» **Work required**
Write out each line word for word. Drop pictures.

» **Data extract**
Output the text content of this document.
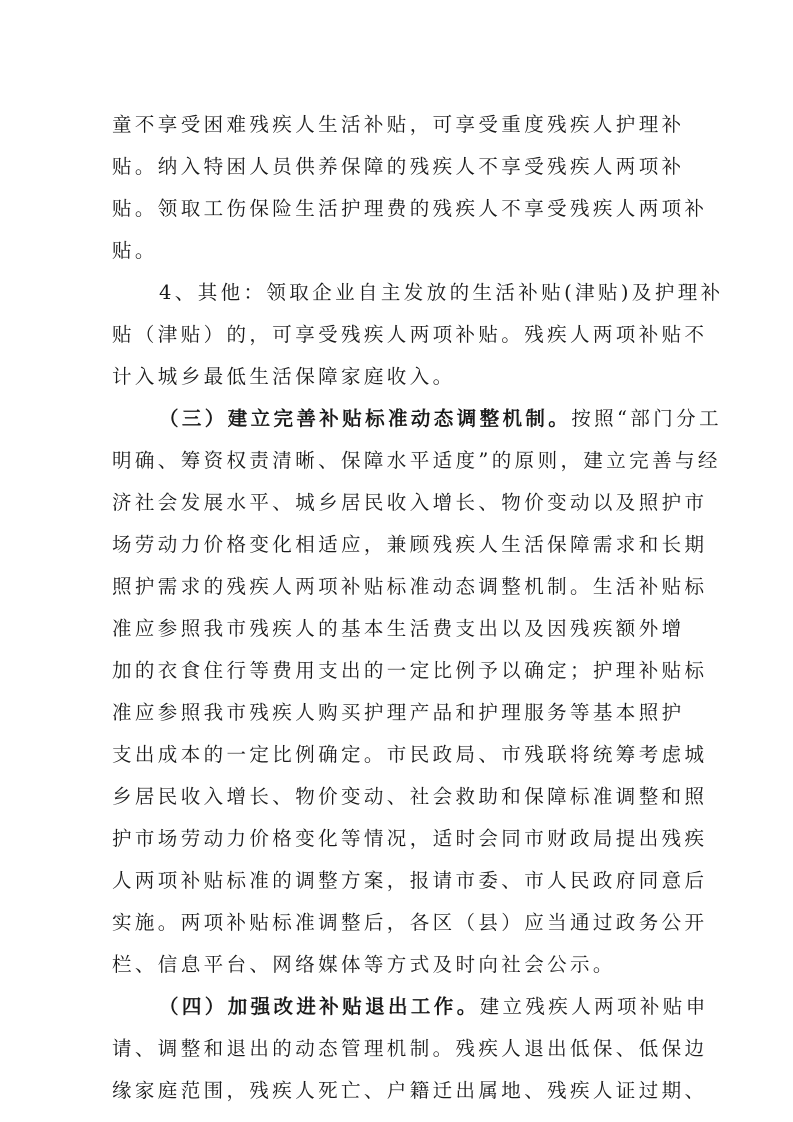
童不享受困难残疾人生活补贴，可享受重度残疾人护理补
贴。纳入特困人员供养保障的残疾人不享受残疾人两项补
贴。领取工伤保险生活护理费的残疾人不享受残疾人两项补
贴。
4、其他：领取企业自主发放的生活补贴(津贴)及护理补
贴（津贴）的，可享受残疾人两项补贴。残疾人两项补贴不
计入城乡最低生活保障家庭收入。
（三）建立完善补贴标准动态调整机制。按照“部门分工
明确、筹资权责清晰、保障水平适度”的原则，建立完善与经
济社会发展水平、城乡居民收入增长、物价变动以及照护市
场劳动力价格变化相适应，兼顾残疾人生活保障需求和长期
照护需求的残疾人两项补贴标准动态调整机制。生活补贴标
准应参照我市残疾人的基本生活费支出以及因残疾额外增
加的衣食住行等费用支出的一定比例予以确定；护理补贴标
准应参照我市残疾人购买护理产品和护理服务等基本照护
支出成本的一定比例确定。市民政局、市残联将统筹考虑城
乡居民收入增长、物价变动、社会救助和保障标准调整和照
护市场劳动力价格变化等情况，适时会同市财政局提出残疾
人两项补贴标准的调整方案，报请市委、市人民政府同意后
实施。两项补贴标准调整后，各区（县）应当通过政务公开
栏、信息平台、网络媒体等方式及时向社会公示。
（四）加强改进补贴退出工作。建立残疾人两项补贴申
请、调整和退出的动态管理机制。残疾人退出低保、低保边
缘家庭范围，残疾人死亡、户籍迁出属地、残疾人证过期、
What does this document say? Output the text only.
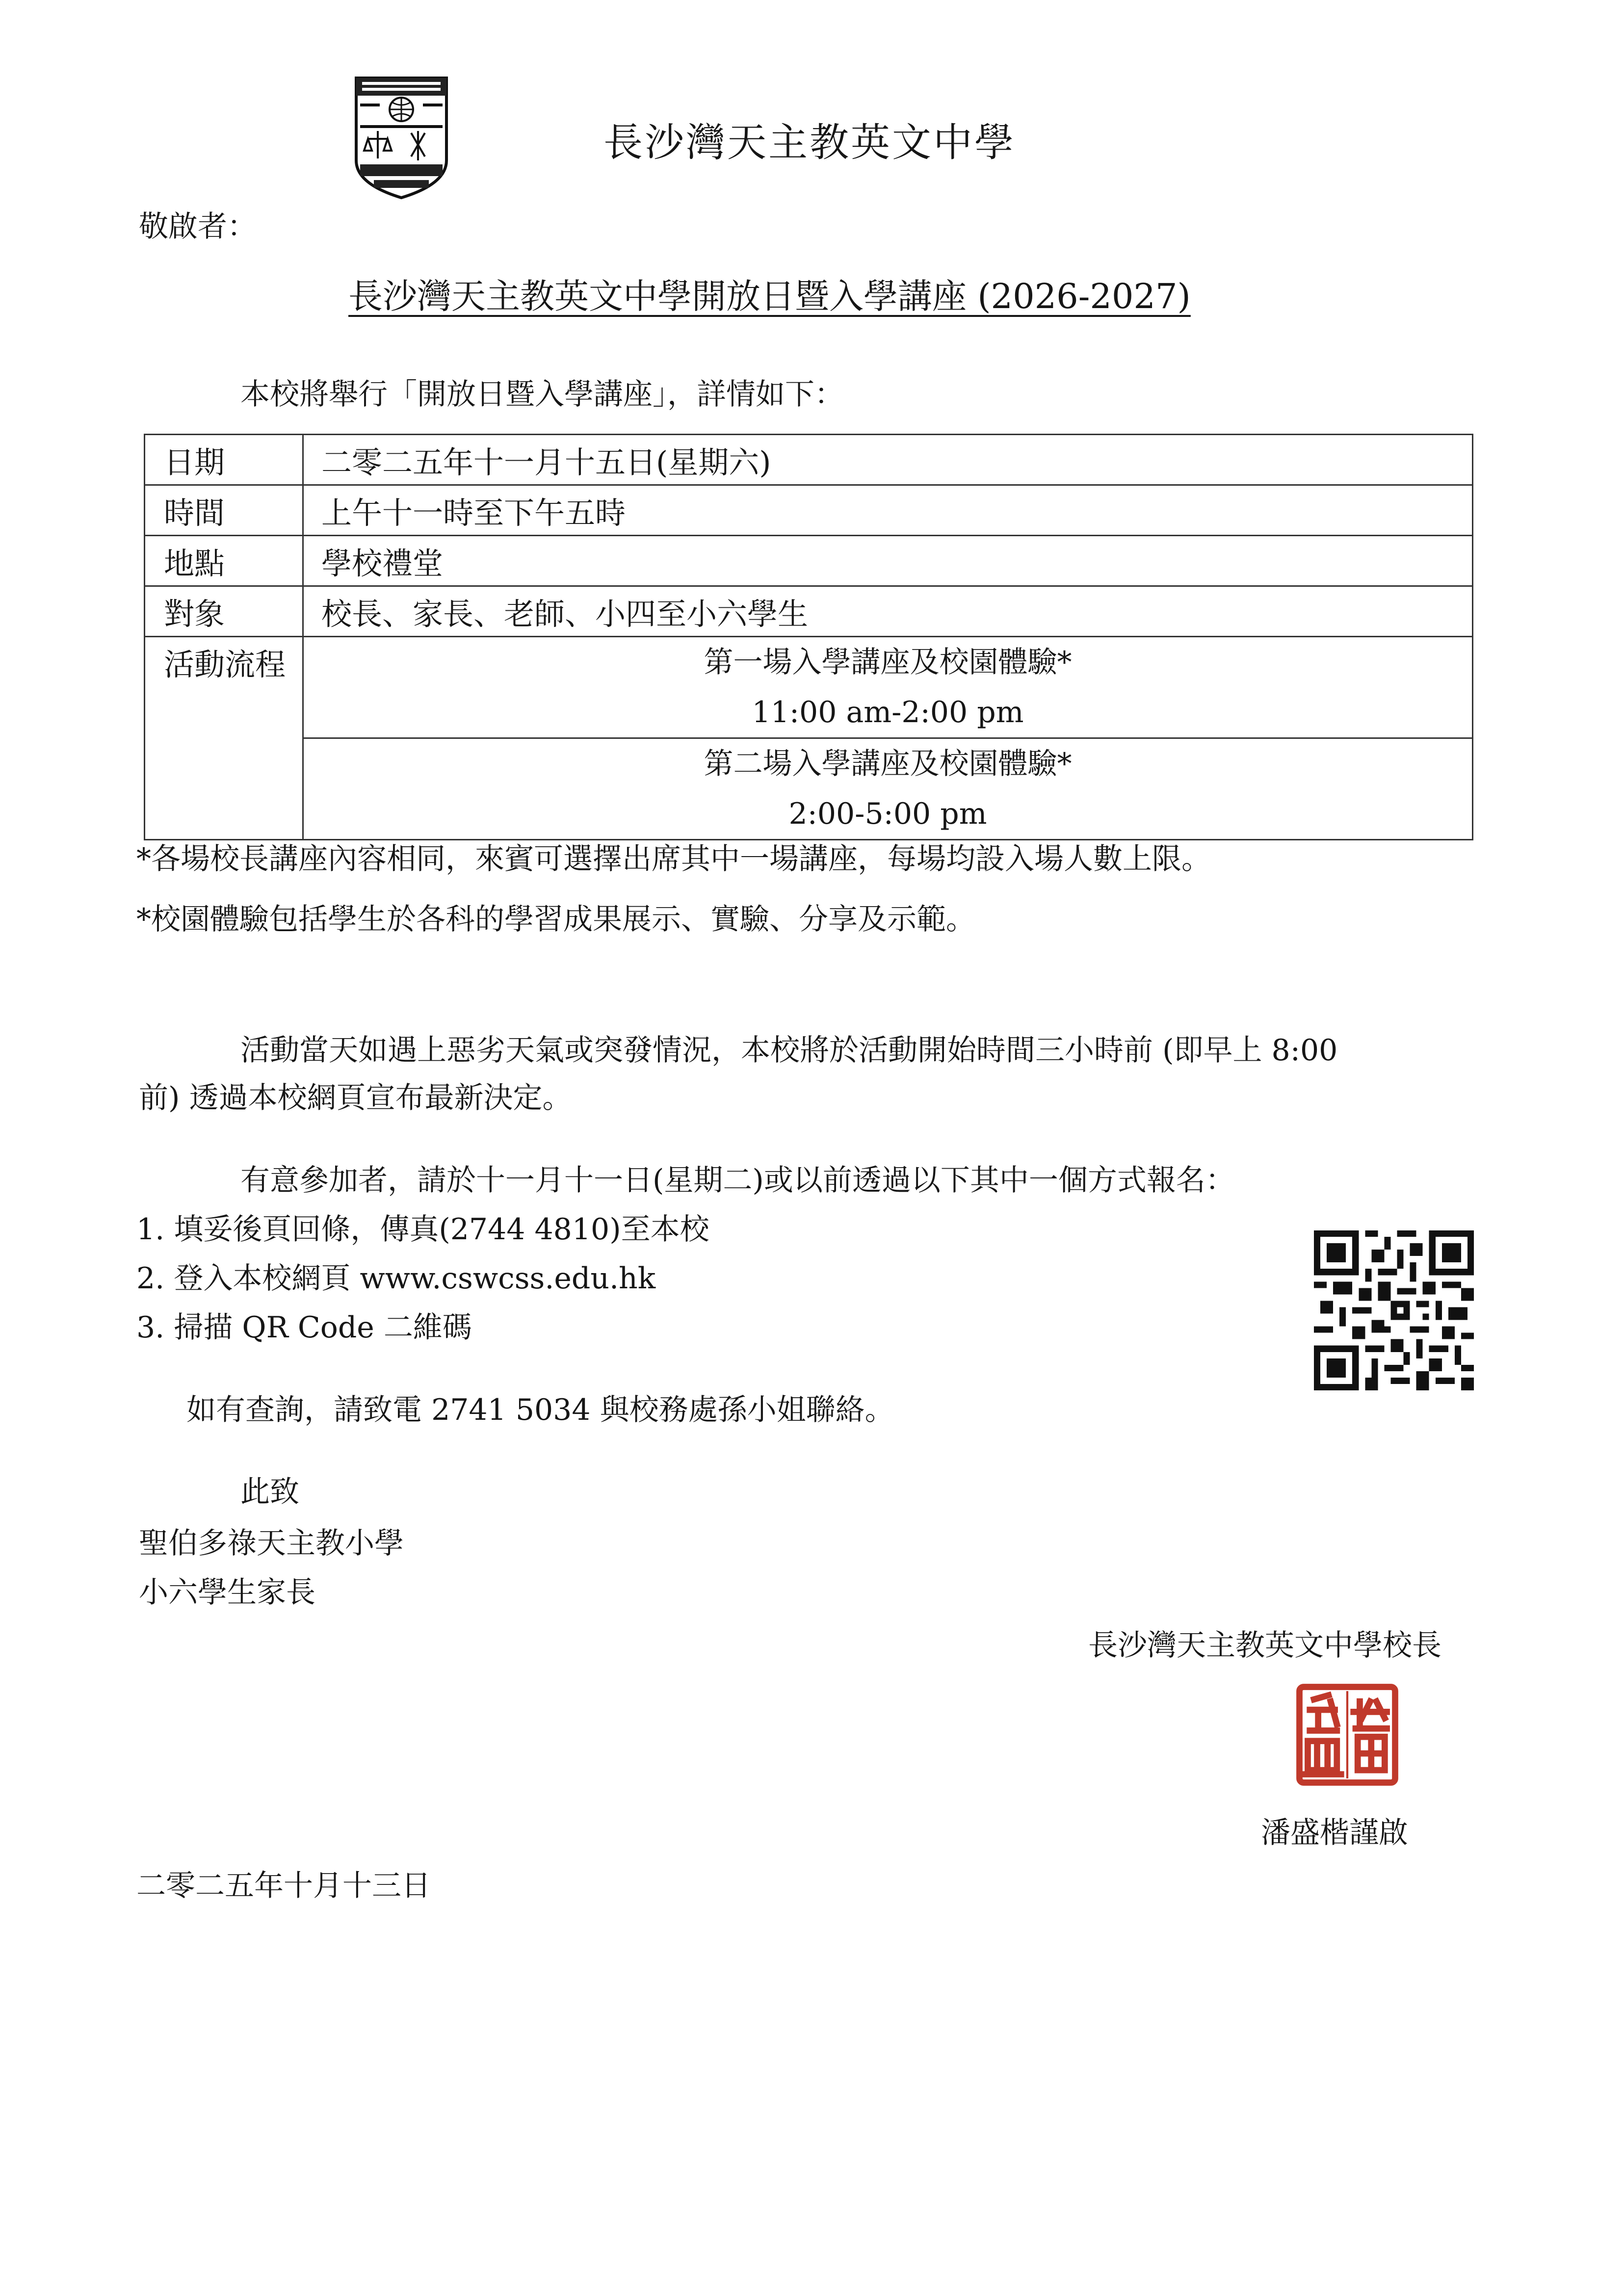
長沙灣天主教英文中學
敬啟者：
長沙灣天主教英文中學開放日暨入學講座 (2026-2027)
本校將舉行「開放日暨入學講座」，詳情如下：
日期	二零二五年十一月十五日(星期六)
時間	上午十一時至下午五時
地點	學校禮堂
對象	校長、家長、老師、小四至小六學生
活動流程	第一場入學講座及校園體驗*
11:00 am-2:00 pm
第二場入學講座及校園體驗*
2:00-5:00 pm
*各場校長講座內容相同，來賓可選擇出席其中一場講座，每場均設入場人數上限。
*校園體驗包括學生於各科的學習成果展示、實驗、分享及示範。
活動當天如遇上惡劣天氣或突發情況，本校將於活動開始時間三小時前 (即早上 8:00
前) 透過本校網頁宣布最新決定。
有意參加者，請於十一月十一日(星期二)或以前透過以下其中一個方式報名：
1. 填妥後頁回條，傳真(2744 4810)至本校
2. 登入本校網頁 www.cswcss.edu.hk
3. 掃描 QR Code 二維碼
如有查詢，請致電 2741 5034 與校務處孫小姐聯絡。
此致
聖伯多祿天主教小學
小六學生家長
長沙灣天主教英文中學校長
潘盛楷謹啟
二零二五年十月十三日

» **Response below**
Output the text content of this document.
童不享受困难残疾人生活补贴，可享受重度残疾人护理补
贴。纳入特困人员供养保障的残疾人不享受残疾人两项补
贴。领取工伤保险生活护理费的残疾人不享受残疾人两项补
贴。
4、其他：领取企业自主发放的生活补贴(津贴)及护理补
贴（津贴）的，可享受残疾人两项补贴。残疾人两项补贴不
计入城乡最低生活保障家庭收入。
（三）建立完善补贴标准动态调整机制。按照“部门分工
明确、筹资权责清晰、保障水平适度”的原则，建立完善与经
济社会发展水平、城乡居民收入增长、物价变动以及照护市
场劳动力价格变化相适应，兼顾残疾人生活保障需求和长期
照护需求的残疾人两项补贴标准动态调整机制。生活补贴标
准应参照我市残疾人的基本生活费支出以及因残疾额外增
加的衣食住行等费用支出的一定比例予以确定；护理补贴标
准应参照我市残疾人购买护理产品和护理服务等基本照护
支出成本的一定比例确定。市民政局、市残联将统筹考虑城
乡居民收入增长、物价变动、社会救助和保障标准调整和照
护市场劳动力价格变化等情况，适时会同市财政局提出残疾
人两项补贴标准的调整方案，报请市委、市人民政府同意后
实施。两项补贴标准调整后，各区（县）应当通过政务公开
栏、信息平台、网络媒体等方式及时向社会公示。
（四）加强改进补贴退出工作。建立残疾人两项补贴申
请、调整和退出的动态管理机制。残疾人退出低保、低保边
缘家庭范围，残疾人死亡、户籍迁出属地、残疾人证过期、
What does this document say? Output the text only.
長沙灣天主教英文中學
敬啟者：
長沙灣天主教英文中學開放日暨入學講座 (2026-2027)
本校將舉行「開放日暨入學講座」，詳情如下：
日期	二零二五年十一月十五日(星期六)
時間	上午十一時至下午五時
地點	學校禮堂
對象	校長、家長、老師、小四至小六學生
活動流程	第一場入學講座及校園體驗*
11:00 am-2:00 pm
第二場入學講座及校園體驗*
2:00-5:00 pm
*各場校長講座內容相同，來賓可選擇出席其中一場講座，每場均設入場人數上限。
*校園體驗包括學生於各科的學習成果展示、實驗、分享及示範。
活動當天如遇上惡劣天氣或突發情況，本校將於活動開始時間三小時前 (即早上 8:00
前) 透過本校網頁宣布最新決定。
有意參加者，請於十一月十一日(星期二)或以前透過以下其中一個方式報名：
1. 填妥後頁回條，傳真(2744 4810)至本校
2. 登入本校網頁 www.cswcss.edu.hk
3. 掃描 QR Code 二維碼
如有查詢，請致電 2741 5034 與校務處孫小姐聯絡。
此致
聖伯多祿天主教小學
小六學生家長
長沙灣天主教英文中學校長
潘盛楷謹啟
二零二五年十月十三日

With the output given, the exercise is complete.